> _SHORT TASK_:
Word for word, restate every line of the material.

> _GIVEN RECORDS_:
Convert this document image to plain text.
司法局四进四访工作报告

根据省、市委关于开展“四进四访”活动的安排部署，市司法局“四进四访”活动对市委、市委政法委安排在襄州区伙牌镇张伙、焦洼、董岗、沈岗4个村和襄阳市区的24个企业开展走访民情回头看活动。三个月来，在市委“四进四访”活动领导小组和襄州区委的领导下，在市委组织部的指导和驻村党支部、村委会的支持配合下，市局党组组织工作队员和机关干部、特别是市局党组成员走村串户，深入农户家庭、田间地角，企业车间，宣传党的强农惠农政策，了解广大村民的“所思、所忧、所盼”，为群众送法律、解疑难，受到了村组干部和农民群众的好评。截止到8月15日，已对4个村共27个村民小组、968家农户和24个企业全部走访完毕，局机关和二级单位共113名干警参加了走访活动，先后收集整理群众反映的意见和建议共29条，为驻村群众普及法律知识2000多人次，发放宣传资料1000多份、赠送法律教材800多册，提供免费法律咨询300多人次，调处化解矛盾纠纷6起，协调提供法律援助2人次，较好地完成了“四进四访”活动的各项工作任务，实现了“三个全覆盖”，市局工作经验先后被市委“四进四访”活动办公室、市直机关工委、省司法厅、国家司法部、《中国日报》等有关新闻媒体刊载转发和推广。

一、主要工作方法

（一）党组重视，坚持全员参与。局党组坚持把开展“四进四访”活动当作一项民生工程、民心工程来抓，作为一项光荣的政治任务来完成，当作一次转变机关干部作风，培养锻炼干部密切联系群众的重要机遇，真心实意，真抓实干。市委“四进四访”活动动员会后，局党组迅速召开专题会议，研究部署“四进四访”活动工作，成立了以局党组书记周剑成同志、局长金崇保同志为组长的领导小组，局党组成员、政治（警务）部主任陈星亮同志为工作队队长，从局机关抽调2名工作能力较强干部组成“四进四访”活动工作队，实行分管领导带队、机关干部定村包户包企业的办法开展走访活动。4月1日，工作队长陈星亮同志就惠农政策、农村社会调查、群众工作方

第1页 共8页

> _TASK OUTPUT_:
Convert this document image to plain text.
司法局四进四访工作报告

根据省、市委关于开展“四进四访”活动的安排部署，市司法局“四进四访”活动对市委、市委政法委安排在襄州区伙牌镇张伙、焦洼、董岗、沈岗4个村和襄阳市区的24个企业开展走访民情回头看活动。三个月来，在市委“四进四访”活动领导小组和襄州区委的领导下，在市委组织部的指导和驻村党支部、村委会的支持配合下，市局党组组织工作队员和机关干部、特别是市局党组成员走村串户，深入农户家庭、田间地角，企业车间，宣传党的强农惠农政策，了解广大村民的“所思、所忧、所盼”，为群众送法律、解疑难，受到了村组干部和农民群众的好评。截止到8月15日，已对4个村共27个村民小组、968家农户和24个企业全部走访完毕，局机关和二级单位共113名干警参加了走访活动，先后收集整理群众反映的意见和建议共29条，为驻村群众普及法律知识2000多人次，发放宣传资料1000多份、赠送法律教材800多册，提供免费法律咨询300多人次，调处化解矛盾纠纷6起，协调提供法律援助2人次，较好地完成了“四进四访”活动的各项工作任务，实现了“三个全覆盖”，市局工作经验先后被市委“四进四访”活动办公室、市直机关工委、省司法厅、国家司法部、《中国日报》等有关新闻媒体刊载转发和推广。

一、主要工作方法

（一）党组重视，坚持全员参与。局党组坚持把开展“四进四访”活动当作一项民生工程、民心工程来抓，作为一项光荣的政治任务来完成，当作一次转变机关干部作风，培养锻炼干部密切联系群众的重要机遇，真心实意，真抓实干。市委“四进四访”活动动员会后，局党组迅速召开专题会议，研究部署“四进四访”活动工作，成立了以局党组书记周剑成同志、局长金崇保同志为组长的领导小组，局党组成员、政治（警务）部主任陈星亮同志为工作队队长，从局机关抽调2名工作能力较强干部组成“四进四访”活动工作队，实行分管领导带队、机关干部定村包户包企业的办法开展走访活动。4月1日，工作队长陈星亮同志就惠农政策、农村社会调查、群众工作方

第1页 共8页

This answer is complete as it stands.